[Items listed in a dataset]
◇ ◇ ◇ ◇ ◇

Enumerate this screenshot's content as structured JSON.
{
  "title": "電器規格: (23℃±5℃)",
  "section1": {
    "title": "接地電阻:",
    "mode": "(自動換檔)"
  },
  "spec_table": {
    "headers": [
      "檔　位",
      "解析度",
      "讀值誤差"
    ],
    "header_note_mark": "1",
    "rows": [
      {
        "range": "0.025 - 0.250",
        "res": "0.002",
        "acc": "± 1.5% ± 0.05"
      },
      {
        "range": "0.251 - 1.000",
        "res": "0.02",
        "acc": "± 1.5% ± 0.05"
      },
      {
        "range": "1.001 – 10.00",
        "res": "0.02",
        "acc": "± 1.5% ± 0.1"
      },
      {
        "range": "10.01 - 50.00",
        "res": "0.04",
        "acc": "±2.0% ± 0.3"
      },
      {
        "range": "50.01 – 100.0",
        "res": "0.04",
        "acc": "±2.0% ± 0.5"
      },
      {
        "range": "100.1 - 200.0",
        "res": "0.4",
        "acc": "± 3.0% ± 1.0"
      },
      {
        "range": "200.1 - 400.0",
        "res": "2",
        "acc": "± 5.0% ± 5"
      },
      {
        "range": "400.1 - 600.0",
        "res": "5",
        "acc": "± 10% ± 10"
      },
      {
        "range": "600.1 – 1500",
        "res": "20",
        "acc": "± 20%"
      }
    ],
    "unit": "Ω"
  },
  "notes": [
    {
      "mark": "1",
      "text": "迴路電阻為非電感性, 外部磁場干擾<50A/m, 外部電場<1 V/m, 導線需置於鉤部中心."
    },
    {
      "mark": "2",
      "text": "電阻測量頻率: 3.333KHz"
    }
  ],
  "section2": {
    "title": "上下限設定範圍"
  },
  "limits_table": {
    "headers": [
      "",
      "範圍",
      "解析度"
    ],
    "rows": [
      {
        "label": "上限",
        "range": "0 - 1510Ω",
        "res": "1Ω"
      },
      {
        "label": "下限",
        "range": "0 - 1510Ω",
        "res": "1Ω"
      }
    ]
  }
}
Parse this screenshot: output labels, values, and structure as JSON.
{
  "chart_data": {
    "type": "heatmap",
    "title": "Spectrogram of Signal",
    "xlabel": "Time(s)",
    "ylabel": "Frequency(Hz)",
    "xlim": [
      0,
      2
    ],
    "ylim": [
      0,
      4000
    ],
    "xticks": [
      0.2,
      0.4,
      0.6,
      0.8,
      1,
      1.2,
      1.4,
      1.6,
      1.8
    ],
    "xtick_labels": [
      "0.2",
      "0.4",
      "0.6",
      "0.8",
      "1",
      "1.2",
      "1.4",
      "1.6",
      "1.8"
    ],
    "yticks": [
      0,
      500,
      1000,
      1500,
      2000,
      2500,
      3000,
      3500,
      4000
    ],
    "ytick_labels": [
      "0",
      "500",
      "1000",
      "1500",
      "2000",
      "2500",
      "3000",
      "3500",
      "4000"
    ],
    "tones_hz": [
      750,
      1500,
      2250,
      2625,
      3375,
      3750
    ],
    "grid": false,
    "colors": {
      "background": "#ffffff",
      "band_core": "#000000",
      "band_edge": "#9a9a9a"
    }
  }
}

◇ ◇ ◇ ◇ ◇

** Written task **
Each line holding "range" must be found and copied.

** Answer below **
        "range": "0.025 - 0.250",
        "range": "0.251 - 1.000",
        "range": "1.001 – 10.00",
        "range": "10.01 - 50.00",
        "range": "50.01 – 100.0",
        "range": "100.1 - 200.0",
        "range": "200.1 - 400.0",
        "range": "400.1 - 600.0",
        "range": "600.1 – 1500",
        "range": "0 - 1510Ω",
        "range": "0 - 1510Ω",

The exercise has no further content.